Output all the entries word for word. Omit the pictures.

[Rows from a dataset]
>> begin
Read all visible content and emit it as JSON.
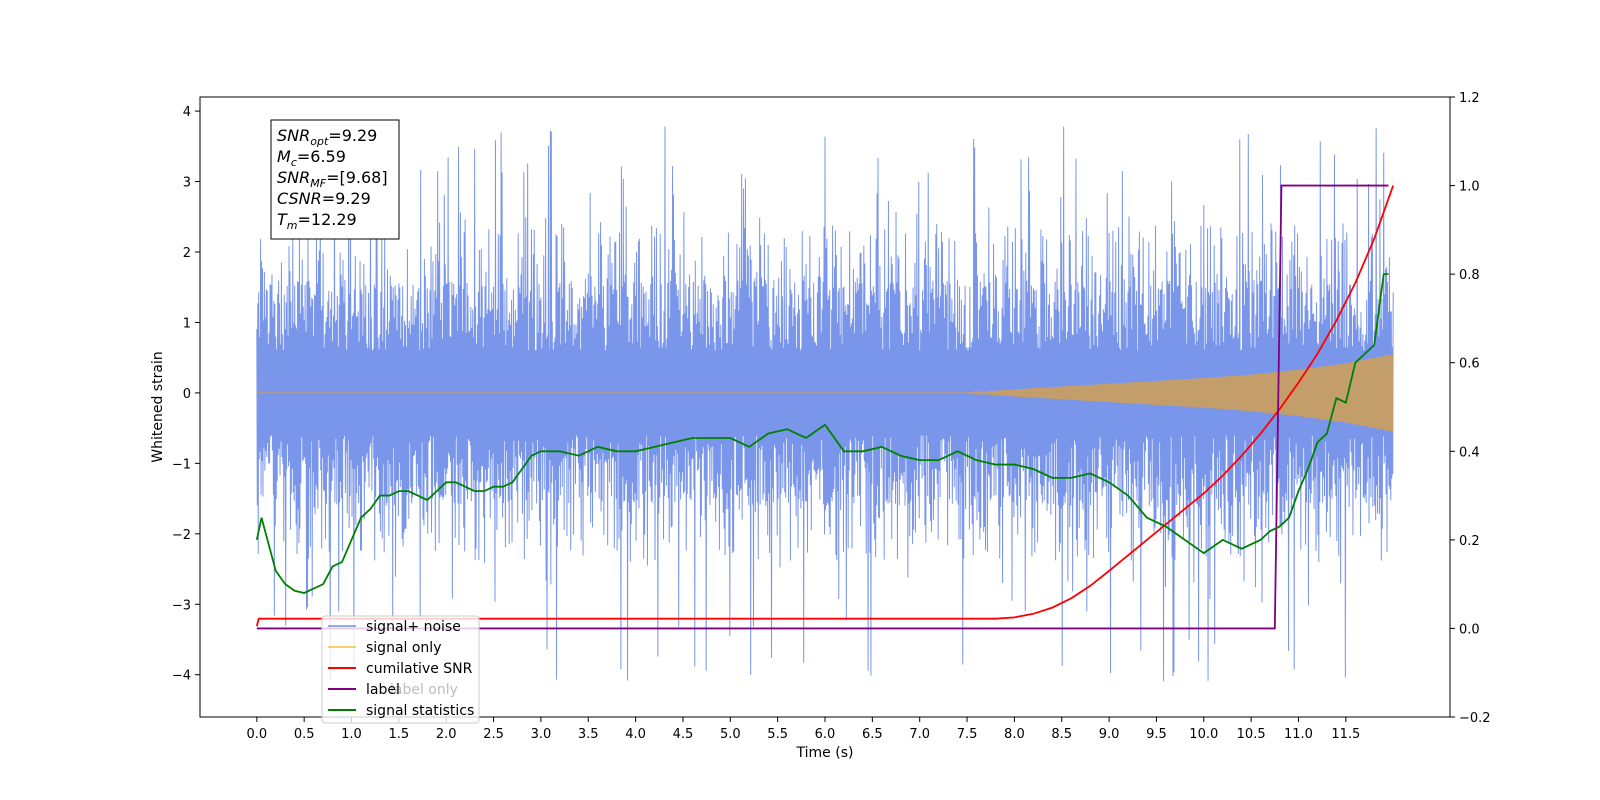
{
  "chart_data": {
    "type": "line",
    "title": "",
    "xlabel": "Time (s)",
    "ylabel": "Whitened strain",
    "xlim": [
      -0.6,
      12.6
    ],
    "ylim": [
      -4.6,
      4.2
    ],
    "y2lim": [
      -0.2,
      1.2
    ],
    "grid": false,
    "legend_position": "lower-left",
    "x_ticks": [
      0.0,
      0.5,
      1.0,
      1.5,
      2.0,
      2.5,
      3.0,
      3.5,
      4.0,
      4.5,
      5.0,
      5.5,
      6.0,
      6.5,
      7.0,
      7.5,
      8.0,
      8.5,
      9.0,
      9.5,
      10.0,
      10.5,
      11.0,
      11.5
    ],
    "x_tick_labels": [
      "0.0",
      "0.5",
      "1.0",
      "1.5",
      "2.0",
      "2.5",
      "3.0",
      "3.5",
      "4.0",
      "4.5",
      "5.0",
      "5.5",
      "6.0",
      "6.5",
      "7.0",
      "7.5",
      "8.0",
      "8.5",
      "9.0",
      "9.5",
      "10.0",
      "10.5",
      "11.0",
      "11.5"
    ],
    "y_ticks": [
      -4,
      -3,
      -2,
      -1,
      0,
      1,
      2,
      3,
      4
    ],
    "y_tick_labels": [
      "−4",
      "−3",
      "−2",
      "−1",
      "0",
      "1",
      "2",
      "3",
      "4"
    ],
    "y2_ticks": [
      -0.2,
      0.0,
      0.2,
      0.4,
      0.6,
      0.8,
      1.0,
      1.2
    ],
    "y2_tick_labels": [
      "−0.2",
      "0.0",
      "0.2",
      "0.4",
      "0.6",
      "0.8",
      "1.0",
      "1.2"
    ],
    "annotation_box": [
      {
        "base": "SNR",
        "sub": "opt",
        "value": "=9.29"
      },
      {
        "base": "M",
        "sub": "c",
        "value": "=6.59"
      },
      {
        "base": "SNR",
        "sub": "MF",
        "value": "=[9.68]"
      },
      {
        "base": "CSNR",
        "sub": "",
        "value": "=9.29"
      },
      {
        "base": "T",
        "sub": "m",
        "value": "=12.29"
      }
    ],
    "series": [
      {
        "name": "signal+ noise",
        "color": "#4169e1",
        "axis": "left",
        "style": "noise",
        "x_range": [
          0.0,
          12.0
        ],
        "band_upper": 1.4,
        "band_lower": -1.4,
        "spike_upper_typical": 2.4,
        "spike_lower_typical": -2.4,
        "spike_upper_max": 3.8,
        "spike_lower_max": -4.1
      },
      {
        "name": "signal only",
        "color": "#ffa500",
        "axis": "left",
        "style": "chirp",
        "x_range": [
          0.0,
          12.0
        ],
        "envelope": {
          "x": [
            0.0,
            7.5,
            8.0,
            8.5,
            9.0,
            9.5,
            10.0,
            10.5,
            11.0,
            11.5,
            12.0
          ],
          "y": [
            0.0,
            0.0,
            0.05,
            0.09,
            0.13,
            0.17,
            0.21,
            0.26,
            0.33,
            0.42,
            0.55
          ]
        }
      },
      {
        "name": "cumilative SNR",
        "color": "#ff0000",
        "axis": "right",
        "x": [
          0.0,
          0.02,
          7.5,
          7.8,
          8.0,
          8.2,
          8.4,
          8.6,
          8.8,
          9.0,
          9.2,
          9.4,
          9.6,
          9.8,
          10.0,
          10.2,
          10.4,
          10.6,
          10.8,
          11.0,
          11.2,
          11.4,
          11.6,
          11.8,
          12.0
        ],
        "y": [
          0.005,
          0.022,
          0.022,
          0.022,
          0.025,
          0.033,
          0.047,
          0.068,
          0.096,
          0.13,
          0.165,
          0.2,
          0.235,
          0.27,
          0.305,
          0.345,
          0.39,
          0.44,
          0.495,
          0.555,
          0.62,
          0.695,
          0.78,
          0.88,
          1.0
        ]
      },
      {
        "name": "label",
        "color": "#800080",
        "axis": "right",
        "x": [
          0.0,
          10.75,
          10.82,
          11.95
        ],
        "y": [
          0.0,
          0.0,
          1.0,
          1.0
        ]
      },
      {
        "name": "signal statistics",
        "color": "#008000",
        "axis": "right",
        "x": [
          0.0,
          0.05,
          0.1,
          0.2,
          0.3,
          0.4,
          0.5,
          0.6,
          0.7,
          0.8,
          0.9,
          1.0,
          1.1,
          1.2,
          1.3,
          1.4,
          1.5,
          1.6,
          1.7,
          1.8,
          1.9,
          2.0,
          2.1,
          2.2,
          2.3,
          2.4,
          2.5,
          2.6,
          2.7,
          2.8,
          2.9,
          3.0,
          3.2,
          3.4,
          3.6,
          3.8,
          4.0,
          4.2,
          4.4,
          4.6,
          4.8,
          5.0,
          5.2,
          5.4,
          5.6,
          5.8,
          6.0,
          6.2,
          6.4,
          6.6,
          6.8,
          7.0,
          7.2,
          7.4,
          7.6,
          7.8,
          8.0,
          8.2,
          8.4,
          8.6,
          8.8,
          9.0,
          9.2,
          9.4,
          9.6,
          9.8,
          10.0,
          10.2,
          10.4,
          10.6,
          10.7,
          10.8,
          10.9,
          11.0,
          11.1,
          11.2,
          11.3,
          11.4,
          11.5,
          11.6,
          11.7,
          11.8,
          11.9,
          11.95
        ],
        "y": [
          0.2,
          0.25,
          0.21,
          0.13,
          0.1,
          0.085,
          0.08,
          0.09,
          0.1,
          0.14,
          0.15,
          0.2,
          0.25,
          0.27,
          0.3,
          0.3,
          0.31,
          0.31,
          0.3,
          0.29,
          0.31,
          0.33,
          0.33,
          0.32,
          0.31,
          0.31,
          0.32,
          0.32,
          0.33,
          0.36,
          0.39,
          0.4,
          0.4,
          0.39,
          0.41,
          0.4,
          0.4,
          0.41,
          0.42,
          0.43,
          0.43,
          0.43,
          0.41,
          0.44,
          0.45,
          0.43,
          0.46,
          0.4,
          0.4,
          0.41,
          0.39,
          0.38,
          0.38,
          0.4,
          0.38,
          0.37,
          0.37,
          0.36,
          0.34,
          0.34,
          0.35,
          0.33,
          0.3,
          0.25,
          0.23,
          0.2,
          0.17,
          0.2,
          0.18,
          0.2,
          0.22,
          0.23,
          0.25,
          0.31,
          0.36,
          0.42,
          0.44,
          0.52,
          0.51,
          0.6,
          0.62,
          0.64,
          0.8,
          0.8
        ]
      }
    ],
    "legend": [
      {
        "label": "signal+ noise",
        "color": "#4169e1"
      },
      {
        "label": "signal only",
        "color": "#ffa500"
      },
      {
        "label": "cumilative SNR",
        "color": "#ff0000"
      },
      {
        "label": "label",
        "color": "#800080"
      },
      {
        "label": "signal statistics",
        "color": "#008000"
      }
    ],
    "legend_hidden_text": "label only"
  }
}
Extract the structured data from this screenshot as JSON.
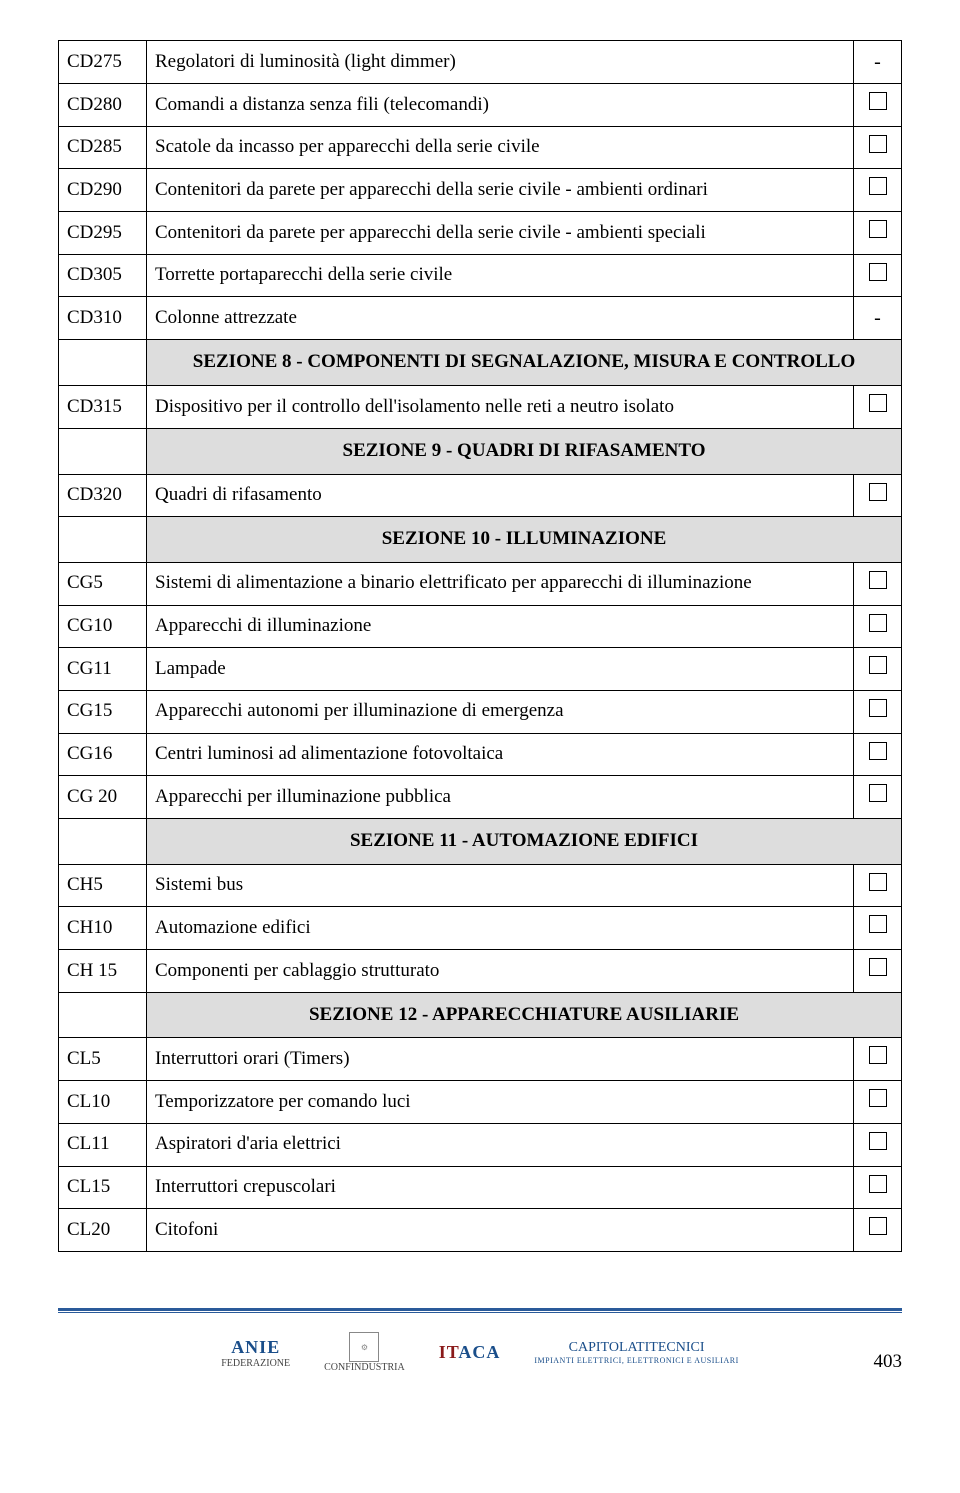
>> end
* _Exercise answer_
Read all visible content and emit it as JSON.
{
  "chart_data": {
    "type": "line",
    "title": "",
    "xlabel": "Time (s)",
    "ylabel": "Whitened strain",
    "xlim": [
      -0.6,
      12.6
    ],
    "ylim": [
      -4.6,
      4.2
    ],
    "y2lim": [
      -0.2,
      1.2
    ],
    "grid": false,
    "legend_position": "lower-left",
    "x_ticks": [
      0.0,
      0.5,
      1.0,
      1.5,
      2.0,
      2.5,
      3.0,
      3.5,
      4.0,
      4.5,
      5.0,
      5.5,
      6.0,
      6.5,
      7.0,
      7.5,
      8.0,
      8.5,
      9.0,
      9.5,
      10.0,
      10.5,
      11.0,
      11.5
    ],
    "x_tick_labels": [
      "0.0",
      "0.5",
      "1.0",
      "1.5",
      "2.0",
      "2.5",
      "3.0",
      "3.5",
      "4.0",
      "4.5",
      "5.0",
      "5.5",
      "6.0",
      "6.5",
      "7.0",
      "7.5",
      "8.0",
      "8.5",
      "9.0",
      "9.5",
      "10.0",
      "10.5",
      "11.0",
      "11.5"
    ],
    "y_ticks": [
      -4,
      -3,
      -2,
      -1,
      0,
      1,
      2,
      3,
      4
    ],
    "y_tick_labels": [
      "−4",
      "−3",
      "−2",
      "−1",
      "0",
      "1",
      "2",
      "3",
      "4"
    ],
    "y2_ticks": [
      -0.2,
      0.0,
      0.2,
      0.4,
      0.6,
      0.8,
      1.0,
      1.2
    ],
    "y2_tick_labels": [
      "−0.2",
      "0.0",
      "0.2",
      "0.4",
      "0.6",
      "0.8",
      "1.0",
      "1.2"
    ],
    "annotation_box": [
      {
        "base": "SNR",
        "sub": "opt",
        "value": "=9.29"
      },
      {
        "base": "M",
        "sub": "c",
        "value": "=6.59"
      },
      {
        "base": "SNR",
        "sub": "MF",
        "value": "=[9.68]"
      },
      {
        "base": "CSNR",
        "sub": "",
        "value": "=9.29"
      },
      {
        "base": "T",
        "sub": "m",
        "value": "=12.29"
      }
    ],
    "series": [
      {
        "name": "signal+ noise",
        "color": "#4169e1",
        "axis": "left",
        "style": "noise",
        "x_range": [
          0.0,
          12.0
        ],
        "band_upper": 1.4,
        "band_lower": -1.4,
        "spike_upper_typical": 2.4,
        "spike_lower_typical": -2.4,
        "spike_upper_max": 3.8,
        "spike_lower_max": -4.1
      },
      {
        "name": "signal only",
        "color": "#ffa500",
        "axis": "left",
        "style": "chirp",
        "x_range": [
          0.0,
          12.0
        ],
        "envelope": {
          "x": [
            0.0,
            7.5,
            8.0,
            8.5,
            9.0,
            9.5,
            10.0,
            10.5,
            11.0,
            11.5,
            12.0
          ],
          "y": [
            0.0,
            0.0,
            0.05,
            0.09,
            0.13,
            0.17,
            0.21,
            0.26,
            0.33,
            0.42,
            0.55
          ]
        }
      },
      {
        "name": "cumilative SNR",
        "color": "#ff0000",
        "axis": "right",
        "x": [
          0.0,
          0.02,
          7.5,
          7.8,
          8.0,
          8.2,
          8.4,
          8.6,
          8.8,
          9.0,
          9.2,
          9.4,
          9.6,
          9.8,
          10.0,
          10.2,
          10.4,
          10.6,
          10.8,
          11.0,
          11.2,
          11.4,
          11.6,
          11.8,
          12.0
        ],
        "y": [
          0.005,
          0.022,
          0.022,
          0.022,
          0.025,
          0.033,
          0.047,
          0.068,
          0.096,
          0.13,
          0.165,
          0.2,
          0.235,
          0.27,
          0.305,
          0.345,
          0.39,
          0.44,
          0.495,
          0.555,
          0.62,
          0.695,
          0.78,
          0.88,
          1.0
        ]
      },
      {
        "name": "label",
        "color": "#800080",
        "axis": "right",
        "x": [
          0.0,
          10.75,
          10.82,
          11.95
        ],
        "y": [
          0.0,
          0.0,
          1.0,
          1.0
        ]
      },
      {
        "name": "signal statistics",
        "color": "#008000",
        "axis": "right",
        "x": [
          0.0,
          0.05,
          0.1,
          0.2,
          0.3,
          0.4,
          0.5,
          0.6,
          0.7,
          0.8,
          0.9,
          1.0,
          1.1,
          1.2,
          1.3,
          1.4,
          1.5,
          1.6,
          1.7,
          1.8,
          1.9,
          2.0,
          2.1,
          2.2,
          2.3,
          2.4,
          2.5,
          2.6,
          2.7,
          2.8,
          2.9,
          3.0,
          3.2,
          3.4,
          3.6,
          3.8,
          4.0,
          4.2,
          4.4,
          4.6,
          4.8,
          5.0,
          5.2,
          5.4,
          5.6,
          5.8,
          6.0,
          6.2,
          6.4,
          6.6,
          6.8,
          7.0,
          7.2,
          7.4,
          7.6,
          7.8,
          8.0,
          8.2,
          8.4,
          8.6,
          8.8,
          9.0,
          9.2,
          9.4,
          9.6,
          9.8,
          10.0,
          10.2,
          10.4,
          10.6,
          10.7,
          10.8,
          10.9,
          11.0,
          11.1,
          11.2,
          11.3,
          11.4,
          11.5,
          11.6,
          11.7,
          11.8,
          11.9,
          11.95
        ],
        "y": [
          0.2,
          0.25,
          0.21,
          0.13,
          0.1,
          0.085,
          0.08,
          0.09,
          0.1,
          0.14,
          0.15,
          0.2,
          0.25,
          0.27,
          0.3,
          0.3,
          0.31,
          0.31,
          0.3,
          0.29,
          0.31,
          0.33,
          0.33,
          0.32,
          0.31,
          0.31,
          0.32,
          0.32,
          0.33,
          0.36,
          0.39,
          0.4,
          0.4,
          0.39,
          0.41,
          0.4,
          0.4,
          0.41,
          0.42,
          0.43,
          0.43,
          0.43,
          0.41,
          0.44,
          0.45,
          0.43,
          0.46,
          0.4,
          0.4,
          0.41,
          0.39,
          0.38,
          0.38,
          0.4,
          0.38,
          0.37,
          0.37,
          0.36,
          0.34,
          0.34,
          0.35,
          0.33,
          0.3,
          0.25,
          0.23,
          0.2,
          0.17,
          0.2,
          0.18,
          0.2,
          0.22,
          0.23,
          0.25,
          0.31,
          0.36,
          0.42,
          0.44,
          0.52,
          0.51,
          0.6,
          0.62,
          0.64,
          0.8,
          0.8
        ]
      }
    ],
    "legend": [
      {
        "label": "signal+ noise",
        "color": "#4169e1"
      },
      {
        "label": "signal only",
        "color": "#ffa500"
      },
      {
        "label": "cumilative SNR",
        "color": "#ff0000"
      },
      {
        "label": "label",
        "color": "#800080"
      },
      {
        "label": "signal statistics",
        "color": "#008000"
      }
    ],
    "legend_hidden_text": "label only"
  }
}
Extract the structured data from this screenshot as JSON.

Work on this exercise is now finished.